DATA ENTRIES ▸
+--
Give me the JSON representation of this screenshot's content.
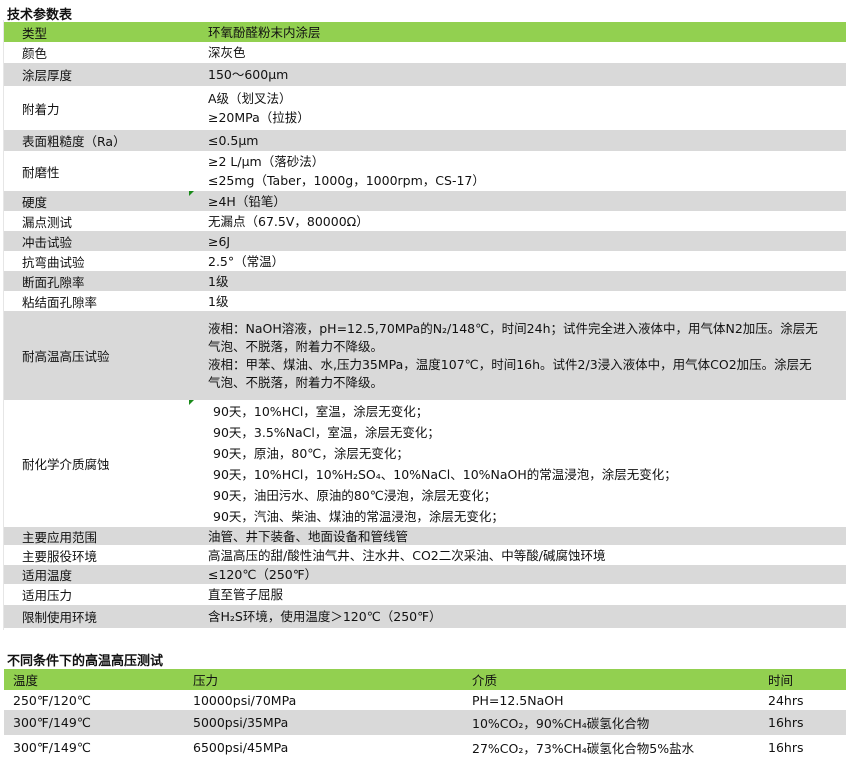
{
  "spec_table": {
    "title": "技术参数表",
    "rows": [
      {
        "label": "类型",
        "values": [
          "环氧酚醛粉末内涂层"
        ]
      },
      {
        "label": "颜色",
        "values": [
          "深灰色"
        ]
      },
      {
        "label": "涂层厚度",
        "values": [
          "150～600μm"
        ]
      },
      {
        "label": "附着力",
        "values": [
          "A级（划叉法）",
          "≥20MPa（拉拔）"
        ]
      },
      {
        "label": "表面粗糙度（Ra）",
        "values": [
          "≤0.5μm"
        ]
      },
      {
        "label": "耐磨性",
        "values": [
          "≥2 L/μm（落砂法）",
          "≤25mg（Taber，1000g，1000rpm，CS-17）"
        ]
      },
      {
        "label": "硬度",
        "values": [
          "≥4H（铅笔）"
        ]
      },
      {
        "label": "漏点测试",
        "values": [
          "无漏点（67.5V，80000Ω）"
        ]
      },
      {
        "label": "冲击试验",
        "values": [
          "≥6J"
        ]
      },
      {
        "label": "抗弯曲试验",
        "values": [
          "2.5°（常温）"
        ]
      },
      {
        "label": "断面孔隙率",
        "values": [
          "1级"
        ]
      },
      {
        "label": "粘结面孔隙率",
        "values": [
          "1级"
        ]
      },
      {
        "label": "耐高温高压试验",
        "values": [
          "液相：NaOH溶液，pH=12.5,70MPa的N₂/148℃，时间24h；试件完全进入液体中，用气体N2加压。涂层无",
          "气泡、不脱落，附着力不降级。",
          "液相：甲苯、煤油、水,压力35MPa，温度107℃，时间16h。试件2/3浸入液体中，用气体CO2加压。涂层无",
          "气泡、不脱落，附着力不降级。"
        ]
      },
      {
        "label": "耐化学介质腐蚀",
        "values": [
          "90天，10%HCl，室温，涂层无变化；",
          "90天，3.5%NaCl，室温，涂层无变化；",
          "90天，原油，80℃，涂层无变化；",
          "90天，10%HCl，10%H₂SO₄、10%NaCl、10%NaOH的常温浸泡，涂层无变化；",
          "90天，油田污水、原油的80℃浸泡，涂层无变化；",
          "90天，汽油、柴油、煤油的常温浸泡，涂层无变化；"
        ]
      },
      {
        "label": "主要应用范围",
        "values": [
          "油管、井下装备、地面设备和管线管"
        ]
      },
      {
        "label": "主要服役环境",
        "values": [
          "高温高压的甜/酸性油气井、注水井、CO2二次采油、中等酸/碱腐蚀环境"
        ]
      },
      {
        "label": "适用温度",
        "values": [
          "≤120℃（250℉）"
        ]
      },
      {
        "label": "适用压力",
        "values": [
          "直至管子屈服"
        ]
      },
      {
        "label": "限制使用环境",
        "values": [
          "含H₂S环境，使用温度＞120℃（250℉）"
        ]
      }
    ]
  },
  "hpht_table": {
    "title": "不同条件下的高温高压测试",
    "headers": [
      "温度",
      "压力",
      "介质",
      "时间"
    ],
    "rows": [
      [
        "250℉/120℃",
        "10000psi/70MPa",
        "PH=12.5NaOH",
        "24hrs"
      ],
      [
        "300℉/149℃",
        "5000psi/35MPa",
        "10%CO₂，90%CH₄碳氢化合物",
        "16hrs"
      ],
      [
        "300℉/149℃",
        "6500psi/45MPa",
        "27%CO₂，73%CH₄碳氢化合物5%盐水",
        "16hrs"
      ]
    ]
  },
  "colors": {
    "header_green": "#92d050",
    "stripe_gray": "#d9d9d9"
  }
}
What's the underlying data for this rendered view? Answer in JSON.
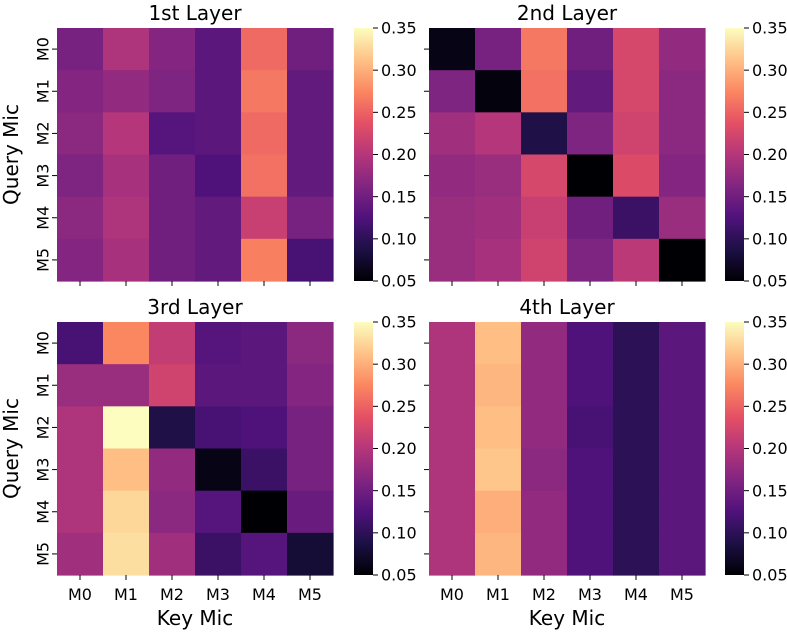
{
  "chart_data": [
    {
      "type": "heatmap",
      "title": "1st Layer",
      "xlabel": "",
      "ylabel": "Query Mic",
      "x_categories": [
        "M0",
        "M1",
        "M2",
        "M3",
        "M4",
        "M5"
      ],
      "y_categories": [
        "M0",
        "M1",
        "M2",
        "M3",
        "M4",
        "M5"
      ],
      "show_x_ticklabels": false,
      "show_y_ticklabels": true,
      "values": [
        [
          0.155,
          0.195,
          0.165,
          0.135,
          0.255,
          0.15
        ],
        [
          0.165,
          0.175,
          0.16,
          0.135,
          0.265,
          0.14
        ],
        [
          0.17,
          0.2,
          0.13,
          0.135,
          0.255,
          0.14
        ],
        [
          0.16,
          0.19,
          0.15,
          0.125,
          0.26,
          0.14
        ],
        [
          0.17,
          0.195,
          0.15,
          0.14,
          0.215,
          0.155
        ],
        [
          0.165,
          0.19,
          0.15,
          0.14,
          0.27,
          0.12
        ]
      ],
      "colorbar": {
        "min": 0.05,
        "max": 0.35,
        "ticks": [
          "0.05",
          "0.10",
          "0.15",
          "0.20",
          "0.25",
          "0.30",
          "0.35"
        ]
      }
    },
    {
      "type": "heatmap",
      "title": "2nd Layer",
      "xlabel": "",
      "ylabel": "",
      "x_categories": [
        "M0",
        "M1",
        "M2",
        "M3",
        "M4",
        "M5"
      ],
      "y_categories": [
        "M0",
        "M1",
        "M2",
        "M3",
        "M4",
        "M5"
      ],
      "show_x_ticklabels": false,
      "show_y_ticklabels": false,
      "values": [
        [
          0.06,
          0.155,
          0.265,
          0.15,
          0.225,
          0.175
        ],
        [
          0.16,
          0.055,
          0.26,
          0.14,
          0.225,
          0.17
        ],
        [
          0.185,
          0.2,
          0.09,
          0.16,
          0.22,
          0.17
        ],
        [
          0.175,
          0.18,
          0.225,
          0.05,
          0.23,
          0.165
        ],
        [
          0.18,
          0.185,
          0.215,
          0.15,
          0.11,
          0.18
        ],
        [
          0.18,
          0.19,
          0.22,
          0.16,
          0.205,
          0.05
        ]
      ],
      "colorbar": {
        "min": 0.05,
        "max": 0.35,
        "ticks": [
          "0.05",
          "0.10",
          "0.15",
          "0.20",
          "0.25",
          "0.30",
          "0.35"
        ]
      }
    },
    {
      "type": "heatmap",
      "title": "3rd Layer",
      "xlabel": "Key Mic",
      "ylabel": "Query Mic",
      "x_categories": [
        "M0",
        "M1",
        "M2",
        "M3",
        "M4",
        "M5"
      ],
      "y_categories": [
        "M0",
        "M1",
        "M2",
        "M3",
        "M4",
        "M5"
      ],
      "show_x_ticklabels": true,
      "show_y_ticklabels": true,
      "values": [
        [
          0.12,
          0.275,
          0.21,
          0.13,
          0.135,
          0.17
        ],
        [
          0.18,
          0.18,
          0.22,
          0.135,
          0.135,
          0.165
        ],
        [
          0.195,
          0.35,
          0.09,
          0.12,
          0.125,
          0.155
        ],
        [
          0.195,
          0.31,
          0.175,
          0.06,
          0.11,
          0.155
        ],
        [
          0.195,
          0.325,
          0.17,
          0.13,
          0.05,
          0.145
        ],
        [
          0.185,
          0.33,
          0.185,
          0.11,
          0.13,
          0.08
        ]
      ],
      "colorbar": {
        "min": 0.05,
        "max": 0.35,
        "ticks": [
          "0.05",
          "0.10",
          "0.15",
          "0.20",
          "0.25",
          "0.30",
          "0.35"
        ]
      }
    },
    {
      "type": "heatmap",
      "title": "4th Layer",
      "xlabel": "Key Mic",
      "ylabel": "",
      "x_categories": [
        "M0",
        "M1",
        "M2",
        "M3",
        "M4",
        "M5"
      ],
      "y_categories": [
        "M0",
        "M1",
        "M2",
        "M3",
        "M4",
        "M5"
      ],
      "show_x_ticklabels": true,
      "show_y_ticklabels": false,
      "values": [
        [
          0.195,
          0.31,
          0.175,
          0.125,
          0.1,
          0.135
        ],
        [
          0.195,
          0.305,
          0.175,
          0.125,
          0.1,
          0.135
        ],
        [
          0.195,
          0.31,
          0.175,
          0.12,
          0.1,
          0.135
        ],
        [
          0.195,
          0.315,
          0.17,
          0.125,
          0.1,
          0.135
        ],
        [
          0.195,
          0.3,
          0.175,
          0.125,
          0.1,
          0.135
        ],
        [
          0.195,
          0.305,
          0.175,
          0.125,
          0.1,
          0.135
        ]
      ],
      "colorbar": {
        "min": 0.05,
        "max": 0.35,
        "ticks": [
          "0.05",
          "0.10",
          "0.15",
          "0.20",
          "0.25",
          "0.30",
          "0.35"
        ]
      }
    }
  ]
}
+--
WRITTEN TASK ▸ What is the number of lines in the data holding the word "Layer"? Reply with that number only.

WRITTEN SOLUTION ▸ 4